◆ **THE REQUEST**:
The data below should be printed in full, exactly, and without any of its images.

________

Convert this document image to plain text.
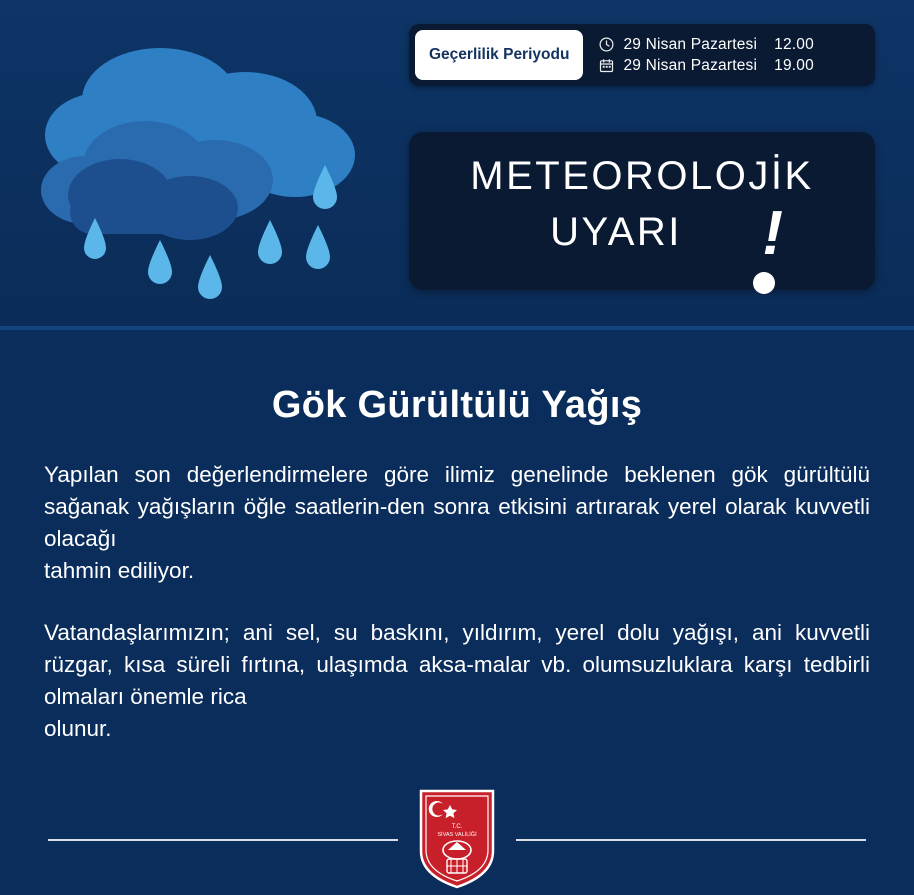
Geçerlilik Periyodu
29 Nisan Pazartesi 12.00
29 Nisan Pazartesi 19.00
METEOROLOJİK
UYARI	!
Gök Gürültülü Yağış
Yapılan son değerlendirmelere göre ilimiz genelinde beklenen gök gürültülü sağanak yağışların öğle saatlerin-den sonra etkisini artırarak yerel olarak kuvvetli olacağı
tahmin ediliyor.
Vatandaşlarımızın; ani sel, su baskını, yıldırım, yerel dolu yağışı, ani kuvvetli rüzgar, kısa süreli fırtına, ulaşımda aksa-malar vb. olumsuzluklara karşı tedbirli olmaları önemle rica
olunur.
T.C.
SİVAS VALİLİĞİ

________

◆ **OUTPUT FOR THIS EXERCISE**:
Convert this document image to plain text.
Geçerlilik Periyodu
29 Nisan Pazartesi 12.00
29 Nisan Pazartesi 19.00
METEOROLOJİK
UYARI	!
Gök Gürültülü Yağış
Yapılan son değerlendirmelere göre ilimiz genelinde beklenen gök gürültülü sağanak yağışların öğle saatlerin-den sonra etkisini artırarak yerel olarak kuvvetli olacağı
tahmin ediliyor.
Vatandaşlarımızın; ani sel, su baskını, yıldırım, yerel dolu yağışı, ani kuvvetli rüzgar, kısa süreli fırtına, ulaşımda aksa-malar vb. olumsuzluklara karşı tedbirli olmaları önemle rica
olunur.
T.C.
SİVAS VALİLİĞİ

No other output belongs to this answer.